Search the listing for the string "title" and copy every line that contains it.

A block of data
::::::::::
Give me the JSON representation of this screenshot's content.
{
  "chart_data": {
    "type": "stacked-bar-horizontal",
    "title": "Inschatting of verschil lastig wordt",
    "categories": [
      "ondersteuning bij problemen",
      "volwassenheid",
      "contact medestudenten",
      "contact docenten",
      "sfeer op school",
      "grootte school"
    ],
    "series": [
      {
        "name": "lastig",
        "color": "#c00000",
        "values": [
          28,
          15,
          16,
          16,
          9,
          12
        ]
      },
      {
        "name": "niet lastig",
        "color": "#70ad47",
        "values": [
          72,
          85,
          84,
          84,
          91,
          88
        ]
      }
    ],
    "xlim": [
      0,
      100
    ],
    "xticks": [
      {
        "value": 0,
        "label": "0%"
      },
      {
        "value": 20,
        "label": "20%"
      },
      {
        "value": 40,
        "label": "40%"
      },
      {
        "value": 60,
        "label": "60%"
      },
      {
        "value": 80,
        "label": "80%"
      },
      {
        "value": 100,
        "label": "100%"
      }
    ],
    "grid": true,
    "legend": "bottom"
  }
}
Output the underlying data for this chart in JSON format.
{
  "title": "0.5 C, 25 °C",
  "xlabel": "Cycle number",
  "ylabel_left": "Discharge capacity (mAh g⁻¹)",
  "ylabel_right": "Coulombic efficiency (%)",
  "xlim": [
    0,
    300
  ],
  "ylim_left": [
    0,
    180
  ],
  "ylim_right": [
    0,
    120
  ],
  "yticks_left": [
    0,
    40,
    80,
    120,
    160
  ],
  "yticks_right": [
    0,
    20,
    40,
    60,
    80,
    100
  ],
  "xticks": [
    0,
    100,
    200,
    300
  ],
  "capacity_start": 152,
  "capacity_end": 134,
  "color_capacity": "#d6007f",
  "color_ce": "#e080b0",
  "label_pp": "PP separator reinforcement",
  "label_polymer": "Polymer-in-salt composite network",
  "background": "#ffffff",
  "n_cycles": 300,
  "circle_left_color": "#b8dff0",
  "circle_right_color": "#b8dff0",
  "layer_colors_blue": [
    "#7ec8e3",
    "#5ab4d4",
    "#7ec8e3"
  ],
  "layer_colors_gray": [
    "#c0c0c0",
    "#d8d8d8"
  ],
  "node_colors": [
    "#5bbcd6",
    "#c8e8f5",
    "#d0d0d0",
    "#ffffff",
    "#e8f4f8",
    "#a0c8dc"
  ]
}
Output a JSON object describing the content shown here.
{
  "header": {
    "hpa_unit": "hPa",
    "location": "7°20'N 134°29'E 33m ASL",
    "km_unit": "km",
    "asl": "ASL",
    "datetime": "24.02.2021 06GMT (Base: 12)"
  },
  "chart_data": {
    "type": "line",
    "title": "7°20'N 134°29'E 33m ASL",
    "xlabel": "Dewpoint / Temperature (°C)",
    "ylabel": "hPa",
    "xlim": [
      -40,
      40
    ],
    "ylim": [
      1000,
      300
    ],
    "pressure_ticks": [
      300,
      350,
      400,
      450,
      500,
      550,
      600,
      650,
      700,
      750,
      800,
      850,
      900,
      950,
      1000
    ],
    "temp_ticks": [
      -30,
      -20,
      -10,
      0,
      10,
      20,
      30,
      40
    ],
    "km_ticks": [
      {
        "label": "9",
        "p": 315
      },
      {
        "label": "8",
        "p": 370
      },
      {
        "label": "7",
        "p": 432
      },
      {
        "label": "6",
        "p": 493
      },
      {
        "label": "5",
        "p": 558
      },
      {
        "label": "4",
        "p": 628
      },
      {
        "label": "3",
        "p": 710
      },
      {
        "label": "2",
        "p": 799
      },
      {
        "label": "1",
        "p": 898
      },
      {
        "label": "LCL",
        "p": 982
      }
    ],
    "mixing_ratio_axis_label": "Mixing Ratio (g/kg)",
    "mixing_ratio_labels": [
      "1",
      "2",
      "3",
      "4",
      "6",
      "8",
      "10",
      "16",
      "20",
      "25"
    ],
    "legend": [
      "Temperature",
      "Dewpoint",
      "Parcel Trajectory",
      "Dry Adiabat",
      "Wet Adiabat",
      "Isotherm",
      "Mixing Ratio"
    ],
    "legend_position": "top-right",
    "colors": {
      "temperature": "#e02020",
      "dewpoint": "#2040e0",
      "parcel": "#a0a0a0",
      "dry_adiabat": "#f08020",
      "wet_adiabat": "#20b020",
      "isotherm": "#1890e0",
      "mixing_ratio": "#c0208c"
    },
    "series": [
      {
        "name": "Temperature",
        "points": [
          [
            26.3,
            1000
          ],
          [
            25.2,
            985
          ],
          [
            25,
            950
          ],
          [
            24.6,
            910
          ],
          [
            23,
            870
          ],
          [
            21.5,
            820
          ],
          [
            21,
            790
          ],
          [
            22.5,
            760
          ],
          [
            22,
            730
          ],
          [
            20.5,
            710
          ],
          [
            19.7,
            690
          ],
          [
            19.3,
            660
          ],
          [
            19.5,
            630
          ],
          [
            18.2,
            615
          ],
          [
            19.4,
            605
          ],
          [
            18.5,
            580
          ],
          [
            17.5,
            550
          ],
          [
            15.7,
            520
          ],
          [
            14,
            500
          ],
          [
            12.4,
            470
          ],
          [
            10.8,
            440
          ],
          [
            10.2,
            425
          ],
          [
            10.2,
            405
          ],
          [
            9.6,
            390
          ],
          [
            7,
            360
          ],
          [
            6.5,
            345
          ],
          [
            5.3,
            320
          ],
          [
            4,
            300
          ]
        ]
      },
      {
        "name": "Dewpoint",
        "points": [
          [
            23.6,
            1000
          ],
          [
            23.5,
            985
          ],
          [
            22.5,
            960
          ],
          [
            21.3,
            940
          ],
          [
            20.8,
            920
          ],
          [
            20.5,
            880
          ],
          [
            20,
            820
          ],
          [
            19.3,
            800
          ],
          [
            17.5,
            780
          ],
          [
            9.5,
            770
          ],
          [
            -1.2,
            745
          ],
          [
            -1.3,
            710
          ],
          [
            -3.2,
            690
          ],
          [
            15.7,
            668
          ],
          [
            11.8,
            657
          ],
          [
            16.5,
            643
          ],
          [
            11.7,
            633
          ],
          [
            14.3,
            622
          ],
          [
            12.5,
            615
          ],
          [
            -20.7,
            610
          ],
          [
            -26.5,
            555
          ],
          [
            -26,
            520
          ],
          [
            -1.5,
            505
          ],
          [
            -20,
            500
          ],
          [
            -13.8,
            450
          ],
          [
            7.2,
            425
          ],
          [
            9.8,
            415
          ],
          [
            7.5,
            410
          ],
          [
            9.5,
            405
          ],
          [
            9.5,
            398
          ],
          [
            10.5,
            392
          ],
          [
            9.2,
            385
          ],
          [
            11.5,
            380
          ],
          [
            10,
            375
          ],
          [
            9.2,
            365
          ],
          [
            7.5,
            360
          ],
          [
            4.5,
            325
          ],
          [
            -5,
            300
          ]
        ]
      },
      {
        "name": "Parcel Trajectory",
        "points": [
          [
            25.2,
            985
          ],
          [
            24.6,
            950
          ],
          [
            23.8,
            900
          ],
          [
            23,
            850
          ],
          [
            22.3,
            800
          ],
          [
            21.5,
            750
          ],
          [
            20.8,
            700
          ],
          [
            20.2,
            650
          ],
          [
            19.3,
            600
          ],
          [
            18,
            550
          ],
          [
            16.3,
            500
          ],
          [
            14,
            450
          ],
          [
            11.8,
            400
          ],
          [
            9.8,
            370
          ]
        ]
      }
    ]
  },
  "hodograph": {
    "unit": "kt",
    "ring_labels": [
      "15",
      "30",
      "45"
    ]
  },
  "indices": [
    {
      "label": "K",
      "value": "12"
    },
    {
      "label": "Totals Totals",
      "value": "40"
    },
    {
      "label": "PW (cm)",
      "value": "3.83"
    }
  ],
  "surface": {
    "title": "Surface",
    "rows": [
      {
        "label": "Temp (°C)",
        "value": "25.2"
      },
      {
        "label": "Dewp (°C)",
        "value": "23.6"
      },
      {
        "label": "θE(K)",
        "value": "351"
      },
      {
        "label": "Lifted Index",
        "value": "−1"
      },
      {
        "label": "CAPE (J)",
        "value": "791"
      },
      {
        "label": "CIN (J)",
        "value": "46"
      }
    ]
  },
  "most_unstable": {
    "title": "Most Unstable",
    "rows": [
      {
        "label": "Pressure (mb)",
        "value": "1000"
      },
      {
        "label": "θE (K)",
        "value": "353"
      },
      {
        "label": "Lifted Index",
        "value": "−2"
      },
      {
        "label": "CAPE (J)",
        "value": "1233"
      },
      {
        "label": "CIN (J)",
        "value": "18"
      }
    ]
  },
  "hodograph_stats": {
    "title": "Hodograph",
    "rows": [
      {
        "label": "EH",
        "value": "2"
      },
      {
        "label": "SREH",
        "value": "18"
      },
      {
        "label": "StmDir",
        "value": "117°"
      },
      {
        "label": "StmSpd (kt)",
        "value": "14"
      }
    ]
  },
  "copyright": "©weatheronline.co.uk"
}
::::::::::
== FINISHED TASK ==
    "title": "Inschatting of verschil lastig wordt",
  "title": "0.5 C, 25 °C",
    "title": "7°20'N 134°29'E 33m ASL",
    "title": "Surface",
    "title": "Most Unstable",
    "title": "Hodograph",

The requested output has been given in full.